What you should do:
Every line that contains the word "from" should be copied out.

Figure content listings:
======

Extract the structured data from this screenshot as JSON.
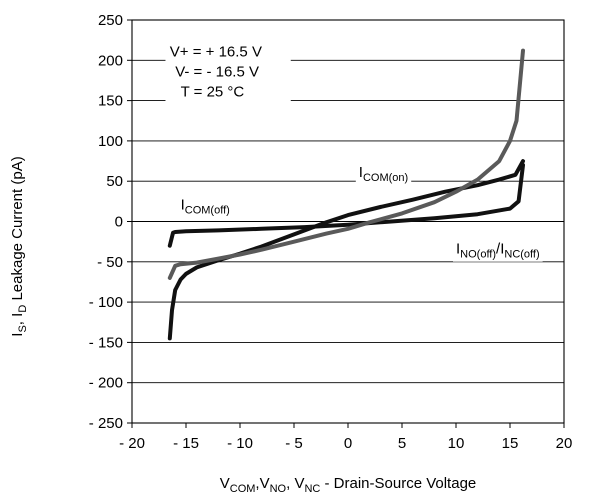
{
  "chart_data": {
    "type": "line",
    "title": "",
    "xlabel": {
      "parts": [
        {
          "t": "V",
          "sub": false
        },
        {
          "t": "COM",
          "sub": true
        },
        {
          "t": ",V",
          "sub": false
        },
        {
          "t": "NO",
          "sub": true
        },
        {
          "t": ", V",
          "sub": false
        },
        {
          "t": "NC",
          "sub": true
        },
        {
          "t": " - Drain-Source Voltage",
          "sub": false
        }
      ]
    },
    "ylabel": {
      "parts": [
        {
          "t": "I",
          "sub": false
        },
        {
          "t": "S",
          "sub": true
        },
        {
          "t": ", I",
          "sub": false
        },
        {
          "t": "D",
          "sub": true
        },
        {
          "t": "  Leakage Current (pA)",
          "sub": false
        }
      ]
    },
    "xlim": [
      -20,
      20
    ],
    "ylim": [
      -250,
      250
    ],
    "xticks": [
      -20,
      -15,
      -10,
      -5,
      0,
      5,
      10,
      15,
      20
    ],
    "yticks": [
      -250,
      -200,
      -150,
      -100,
      -50,
      0,
      50,
      100,
      150,
      200,
      250
    ],
    "xtick_labels": [
      "- 20",
      "- 15",
      "- 10",
      "- 5",
      "0",
      "5",
      "10",
      "15",
      "20"
    ],
    "ytick_labels": [
      "- 250",
      "- 200",
      "- 150",
      "- 100",
      "- 50",
      "0",
      "50",
      "100",
      "150",
      "200",
      "250"
    ],
    "grid": {
      "horizontal": true,
      "vertical": false
    },
    "conditions": [
      "V+ = + 16.5 V",
      "V- = - 16.5 V",
      "T = 25 °C"
    ],
    "colors": {
      "black": "#111111",
      "gray": "#5a5a5a",
      "grid": "#000000"
    },
    "series": [
      {
        "name_parts": [
          {
            "t": "I",
            "sub": false
          },
          {
            "t": "COM(off)",
            "sub": true
          }
        ],
        "label_anchor": {
          "x": -15.5,
          "y": 15
        },
        "color": "#111111",
        "x": [
          -16.5,
          -16.2,
          -16,
          -15,
          -12,
          -8,
          -4,
          0,
          4,
          8,
          12,
          15,
          15.8,
          16.2
        ],
        "y": [
          -30,
          -14,
          -13,
          -12,
          -11,
          -9,
          -7,
          -4,
          0,
          4,
          9,
          16,
          25,
          70
        ]
      },
      {
        "name_parts": [
          {
            "t": "I",
            "sub": false
          },
          {
            "t": "COM(on)",
            "sub": true
          }
        ],
        "label_anchor": {
          "x": 1,
          "y": 55
        },
        "color": "#111111",
        "x": [
          -16.5,
          -16.3,
          -16,
          -15.5,
          -15,
          -14,
          -12,
          -10,
          -8,
          -5,
          -2,
          0,
          3,
          6,
          9,
          12,
          14,
          15.5,
          16.2
        ],
        "y": [
          -145,
          -110,
          -85,
          -72,
          -65,
          -57,
          -48,
          -40,
          -31,
          -16,
          -1,
          8,
          18,
          27,
          37,
          45,
          52,
          58,
          75
        ]
      },
      {
        "name_parts": [
          {
            "t": "I",
            "sub": false
          },
          {
            "t": "NO(off)",
            "sub": true
          },
          {
            "t": "/I",
            "sub": false
          },
          {
            "t": "NC(off)",
            "sub": true
          }
        ],
        "label_anchor": {
          "x": 10,
          "y": -40
        },
        "color": "#5a5a5a",
        "x": [
          -16.5,
          -16,
          -15.5,
          -14,
          -12,
          -10,
          -8,
          -5,
          -2,
          0,
          2,
          5,
          8,
          10,
          12,
          14,
          15,
          15.6,
          16.2
        ],
        "y": [
          -70,
          -55,
          -53,
          -51,
          -46,
          -41,
          -35,
          -25,
          -15,
          -9,
          -1,
          10,
          24,
          37,
          52,
          75,
          100,
          125,
          212
        ]
      }
    ]
  }
}
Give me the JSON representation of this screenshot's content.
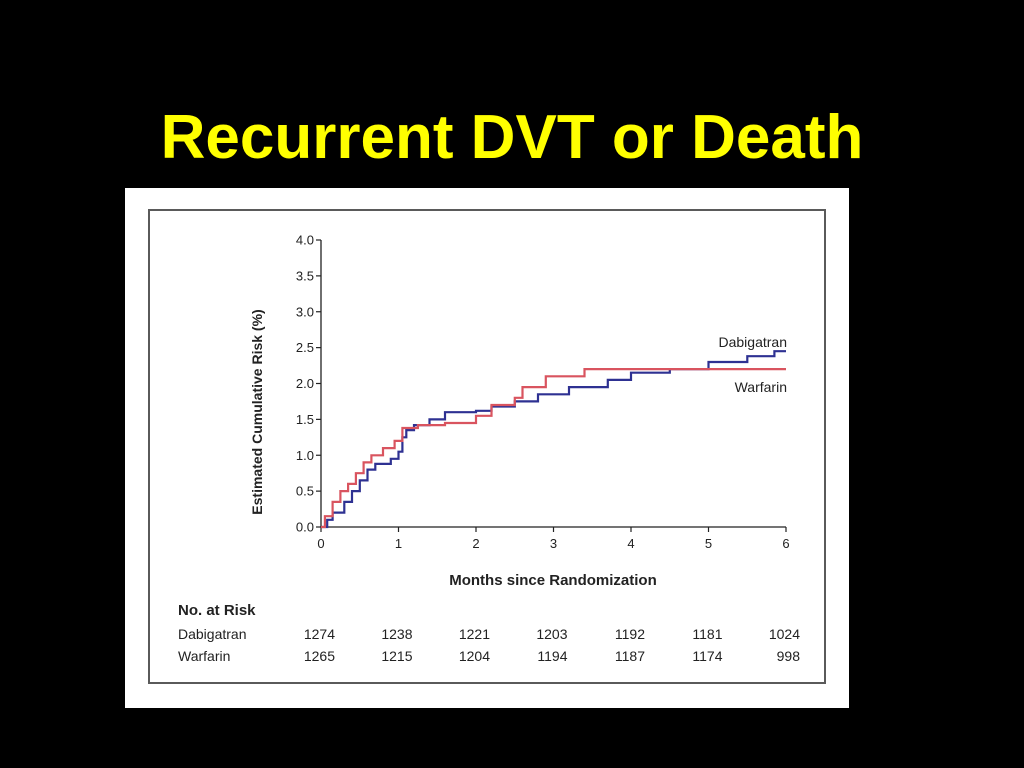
{
  "slide": {
    "title": "Recurrent DVT or Death"
  },
  "colors": {
    "background": "#000000",
    "title": "#ffff00",
    "dabigatran": "#2e3192",
    "warfarin": "#d9545f",
    "axis": "#222222"
  },
  "chart_data": {
    "type": "line",
    "title": "",
    "xlabel": "Months since Randomization",
    "ylabel": "Estimated Cumulative Risk (%)",
    "xlim": [
      0,
      6
    ],
    "ylim": [
      0,
      4.0
    ],
    "x_ticks": [
      "0",
      "1",
      "2",
      "3",
      "4",
      "5",
      "6"
    ],
    "y_ticks": [
      "0.0",
      "0.5",
      "1.0",
      "1.5",
      "2.0",
      "2.5",
      "3.0",
      "3.5",
      "4.0"
    ],
    "grid": false,
    "step": true,
    "series": [
      {
        "name": "Dabigatran",
        "color": "#2e3192",
        "points": [
          [
            0,
            0.0
          ],
          [
            0.08,
            0.1
          ],
          [
            0.15,
            0.2
          ],
          [
            0.3,
            0.35
          ],
          [
            0.4,
            0.5
          ],
          [
            0.5,
            0.65
          ],
          [
            0.6,
            0.8
          ],
          [
            0.7,
            0.88
          ],
          [
            0.9,
            0.95
          ],
          [
            1.0,
            1.05
          ],
          [
            1.05,
            1.25
          ],
          [
            1.1,
            1.35
          ],
          [
            1.2,
            1.42
          ],
          [
            1.4,
            1.5
          ],
          [
            1.6,
            1.6
          ],
          [
            2.0,
            1.62
          ],
          [
            2.2,
            1.68
          ],
          [
            2.5,
            1.75
          ],
          [
            2.8,
            1.85
          ],
          [
            3.2,
            1.95
          ],
          [
            3.7,
            2.05
          ],
          [
            4.0,
            2.15
          ],
          [
            4.5,
            2.2
          ],
          [
            5.0,
            2.3
          ],
          [
            5.5,
            2.38
          ],
          [
            5.85,
            2.45
          ],
          [
            6.0,
            2.45
          ]
        ]
      },
      {
        "name": "Warfarin",
        "color": "#d9545f",
        "points": [
          [
            0,
            0.0
          ],
          [
            0.05,
            0.15
          ],
          [
            0.15,
            0.35
          ],
          [
            0.25,
            0.5
          ],
          [
            0.35,
            0.6
          ],
          [
            0.45,
            0.75
          ],
          [
            0.55,
            0.9
          ],
          [
            0.65,
            1.0
          ],
          [
            0.8,
            1.1
          ],
          [
            0.95,
            1.2
          ],
          [
            1.05,
            1.38
          ],
          [
            1.25,
            1.42
          ],
          [
            1.6,
            1.45
          ],
          [
            2.0,
            1.55
          ],
          [
            2.2,
            1.7
          ],
          [
            2.5,
            1.8
          ],
          [
            2.6,
            1.95
          ],
          [
            2.9,
            2.1
          ],
          [
            3.4,
            2.2
          ],
          [
            6.0,
            2.2
          ]
        ]
      }
    ],
    "series_labels": [
      "Dabigatran",
      "Warfarin"
    ],
    "at_risk": {
      "heading": "No. at Risk",
      "rows": [
        {
          "label": "Dabigatran",
          "values": [
            "1274",
            "1238",
            "1221",
            "1203",
            "1192",
            "1181",
            "1024"
          ]
        },
        {
          "label": "Warfarin",
          "values": [
            "1265",
            "1215",
            "1204",
            "1194",
            "1187",
            "1174",
            "998"
          ]
        }
      ]
    }
  }
}
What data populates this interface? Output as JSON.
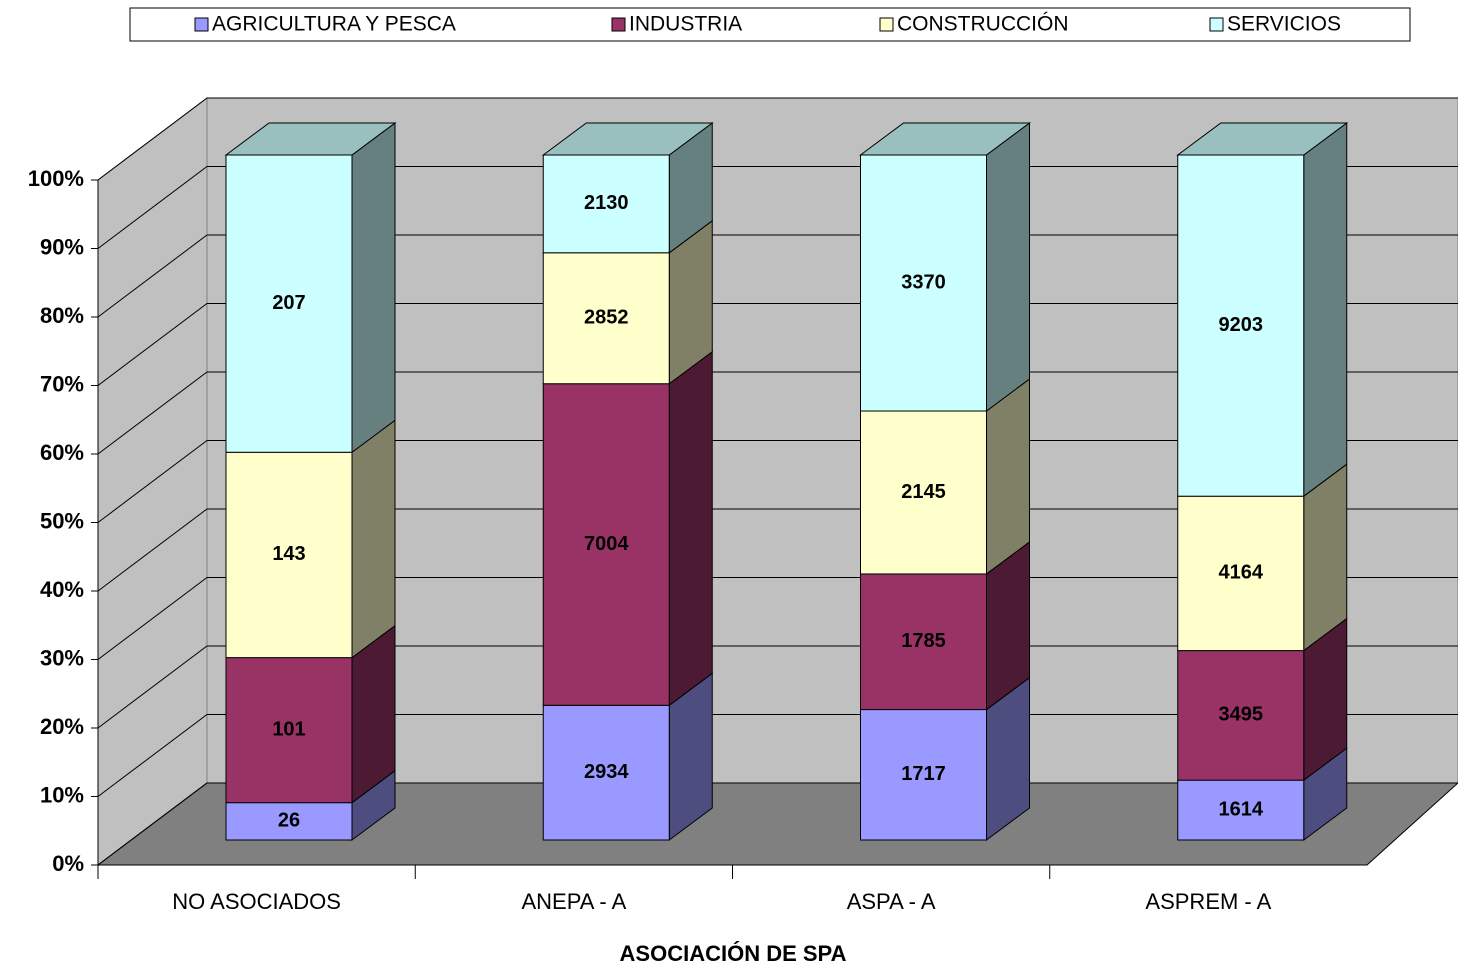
{
  "chart_data": {
    "type": "bar",
    "stacking": "percent",
    "three_d": true,
    "x_label": "ASOCIACIÓN DE SPA",
    "categories": [
      "NO ASOCIADOS",
      "ANEPA - A",
      "ASPA - A",
      "ASPREM - A"
    ],
    "series": [
      {
        "name": "AGRICULTURA Y PESCA",
        "color": "#9999ff",
        "values": [
          26,
          2934,
          1717,
          1614
        ]
      },
      {
        "name": "INDUSTRIA",
        "color": "#993366",
        "values": [
          101,
          7004,
          1785,
          3495
        ]
      },
      {
        "name": "CONSTRUCCIÓN",
        "color": "#ffffcc",
        "values": [
          143,
          2852,
          2145,
          4164
        ]
      },
      {
        "name": "SERVICIOS",
        "color": "#ccffff",
        "values": [
          207,
          2130,
          3370,
          9203
        ]
      }
    ],
    "ylim": [
      0,
      100
    ],
    "yticks": [
      {
        "value": 0,
        "label": "0%"
      },
      {
        "value": 10,
        "label": "10%"
      },
      {
        "value": 20,
        "label": "20%"
      },
      {
        "value": 30,
        "label": "30%"
      },
      {
        "value": 40,
        "label": "40%"
      },
      {
        "value": 50,
        "label": "50%"
      },
      {
        "value": 60,
        "label": "60%"
      },
      {
        "value": 70,
        "label": "70%"
      },
      {
        "value": 80,
        "label": "80%"
      },
      {
        "value": 90,
        "label": "90%"
      },
      {
        "value": 100,
        "label": "100%"
      }
    ],
    "grid": true,
    "legend": "top"
  }
}
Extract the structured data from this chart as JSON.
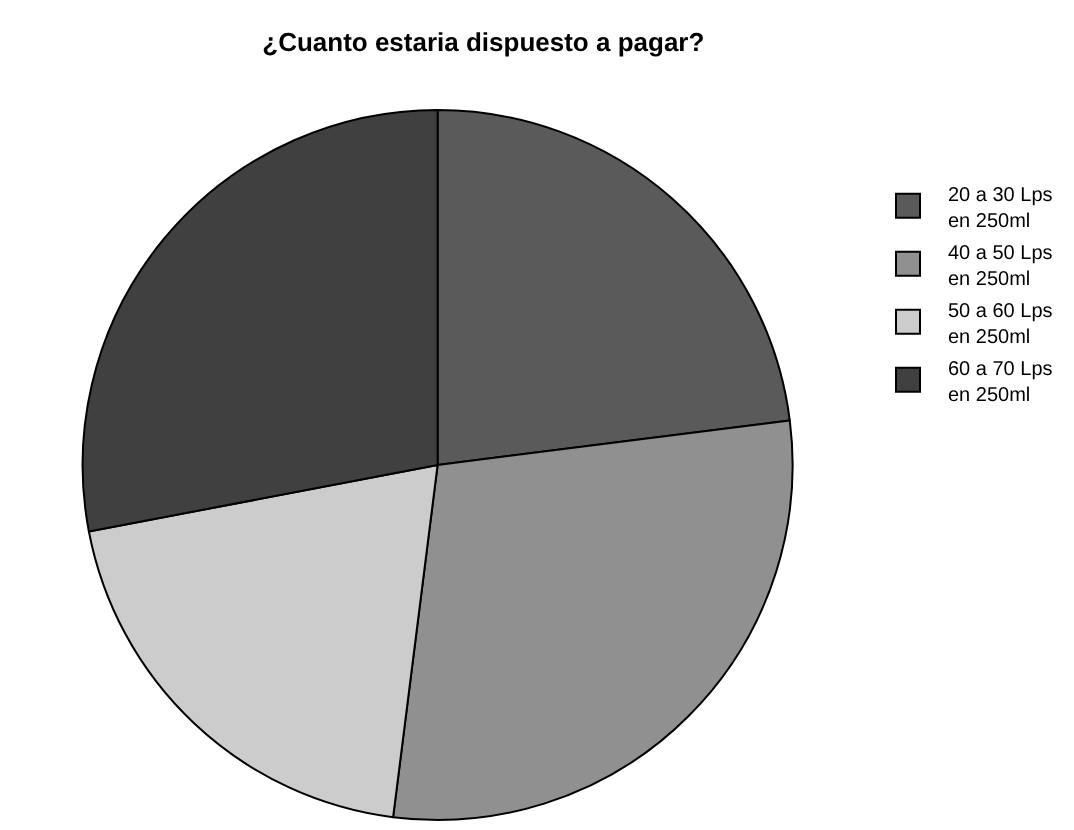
{
  "chart_data": {
    "type": "pie",
    "title": "¿Cuanto estaria dispuesto a pagar?",
    "categories": [
      "20 a 30 Lps en 250ml",
      "40 a 50 Lps en 250ml",
      "50 a 60 Lps en 250ml",
      "60 a 70 Lps en 250ml"
    ],
    "values": [
      23,
      29,
      20,
      28
    ],
    "colors": [
      "#5a5a5a",
      "#909090",
      "#cccccc",
      "#404040"
    ],
    "legend": "top right"
  }
}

======

Solution to this problem:
Extract the structured data from this screenshot as JSON.
Extract the structured data from this chart as JSON.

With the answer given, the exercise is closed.